> [Task]: Locate each line holding the string "NEAR" and copy it.

> [Records provided]:
_ _ _ _
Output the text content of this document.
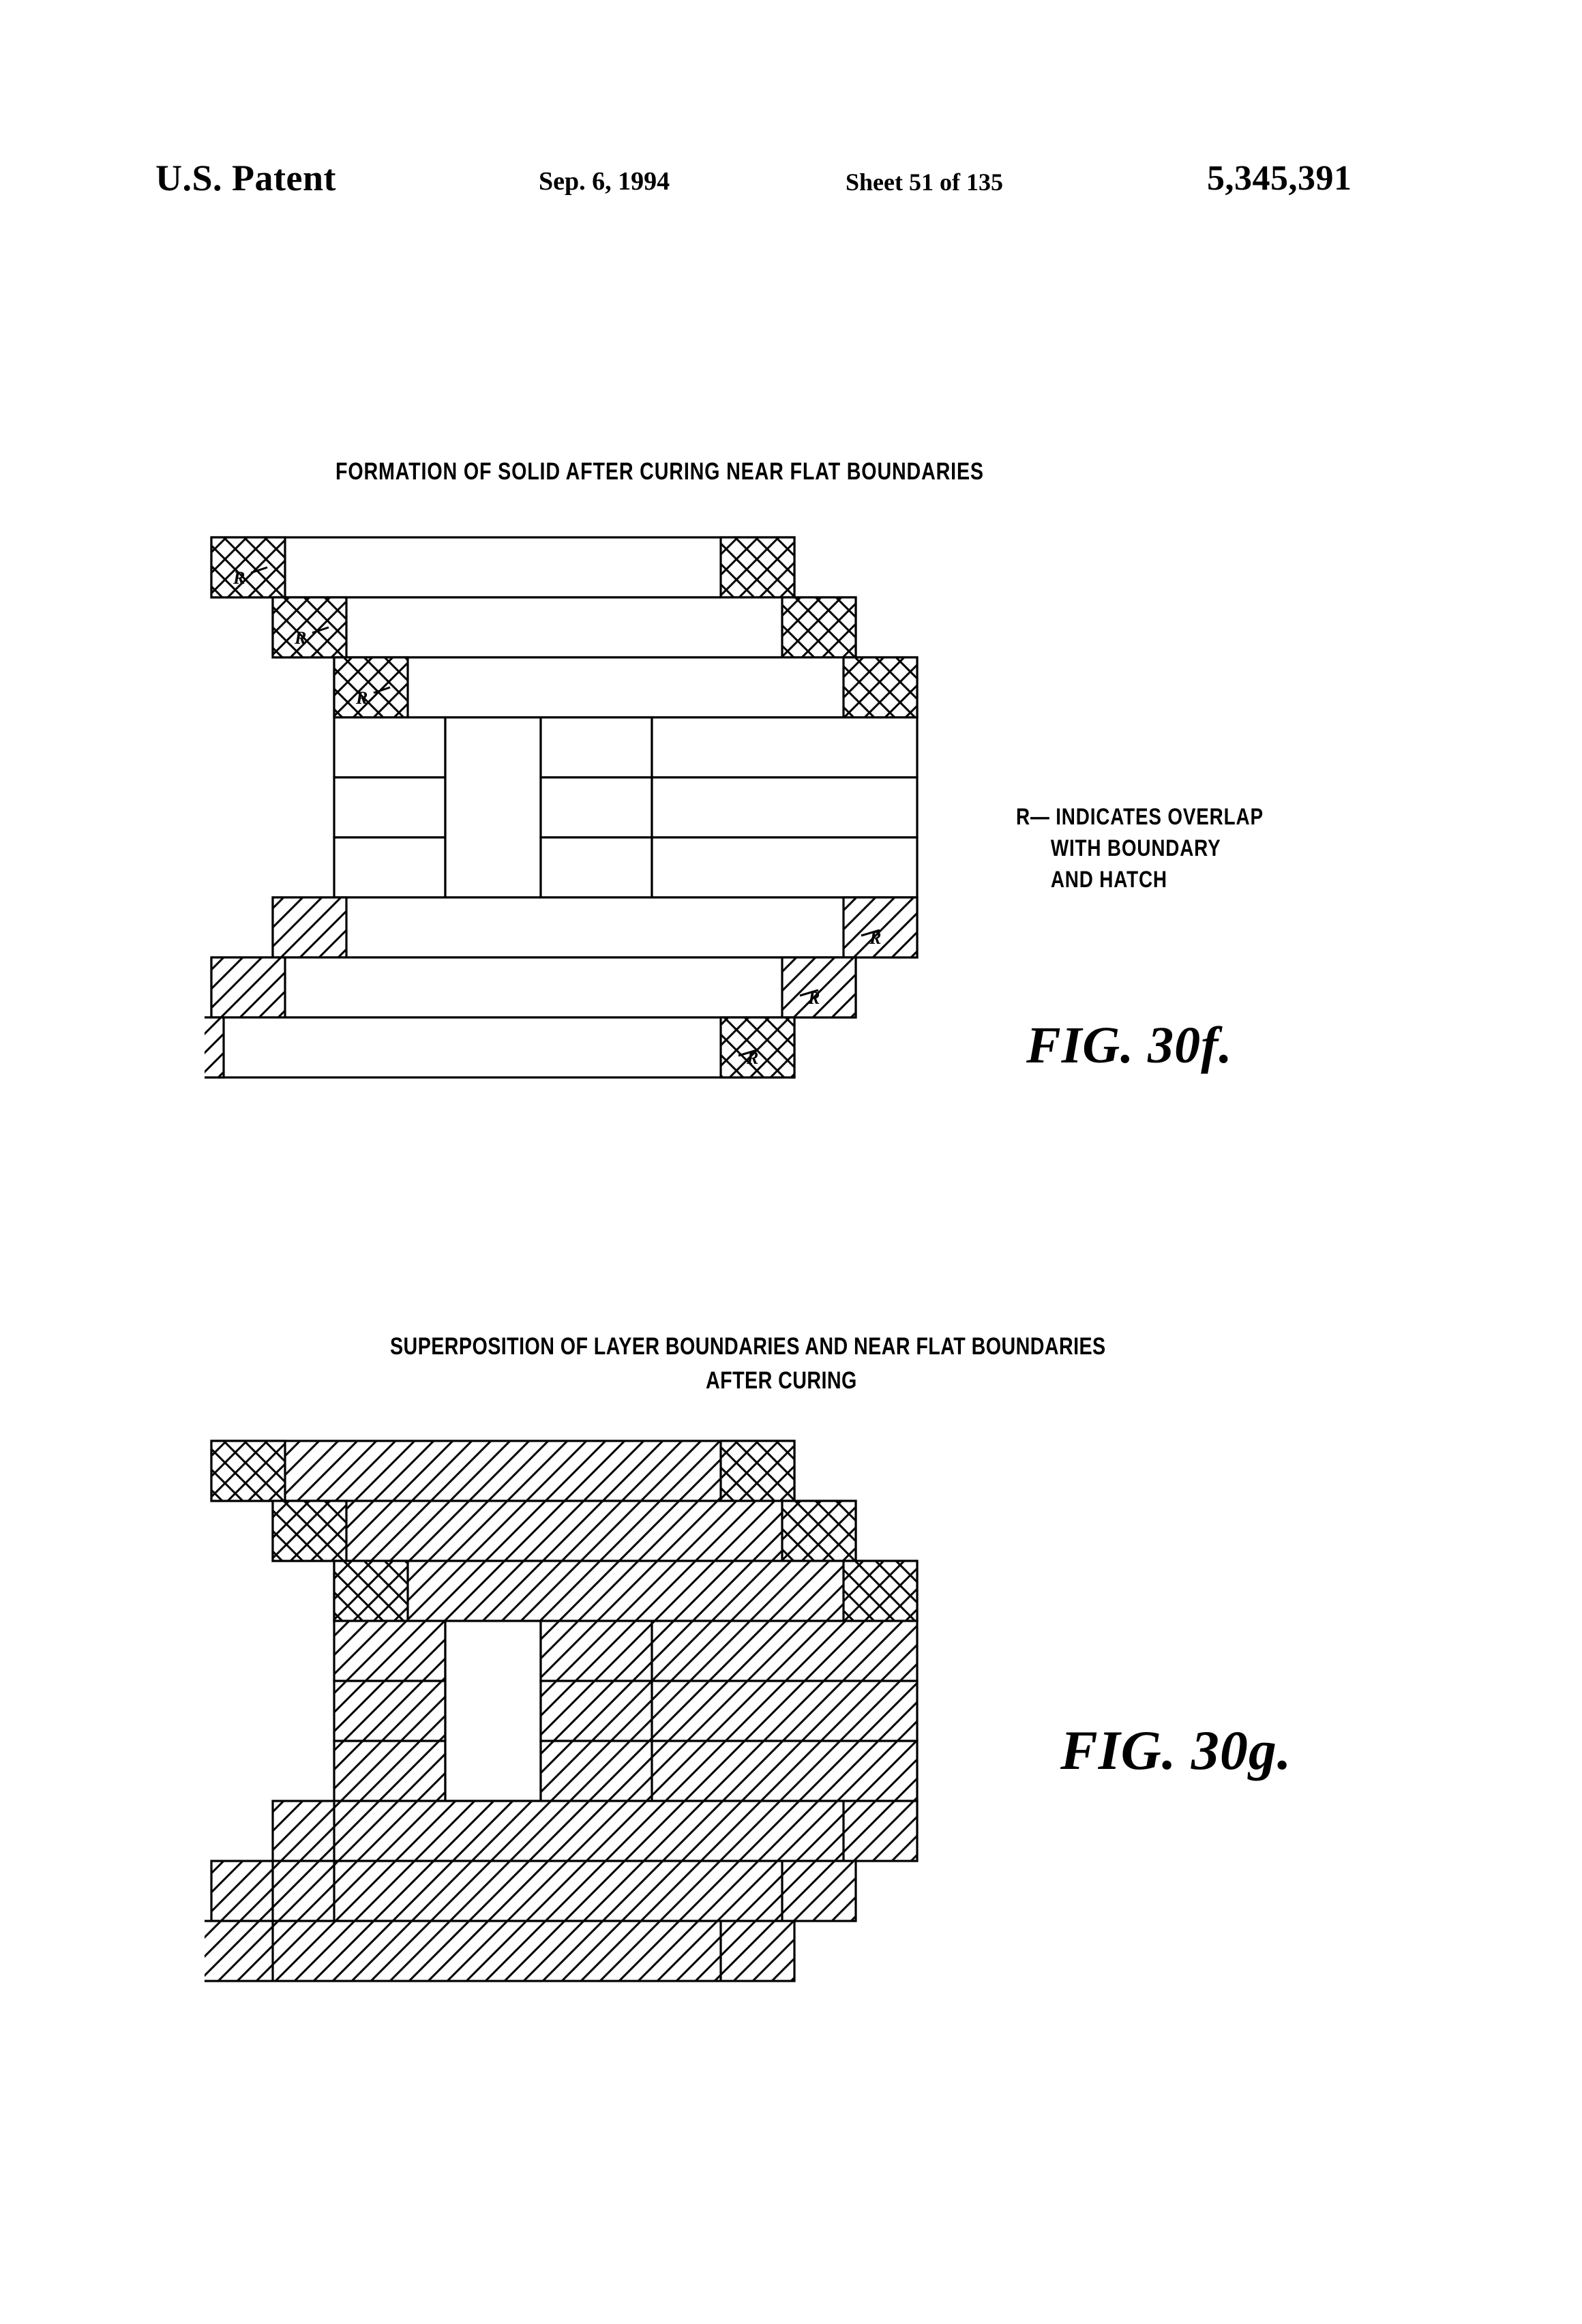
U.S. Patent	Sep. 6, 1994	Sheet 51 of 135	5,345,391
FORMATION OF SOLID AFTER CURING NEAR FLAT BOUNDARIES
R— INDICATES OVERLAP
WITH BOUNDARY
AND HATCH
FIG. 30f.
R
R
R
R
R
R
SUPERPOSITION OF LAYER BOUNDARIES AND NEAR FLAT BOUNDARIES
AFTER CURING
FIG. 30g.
_ _ _ _
> [Solution to the problem]:
FORMATION OF SOLID AFTER CURING NEAR FLAT BOUNDARIES
SUPERPOSITION OF LAYER BOUNDARIES AND NEAR FLAT BOUNDARIES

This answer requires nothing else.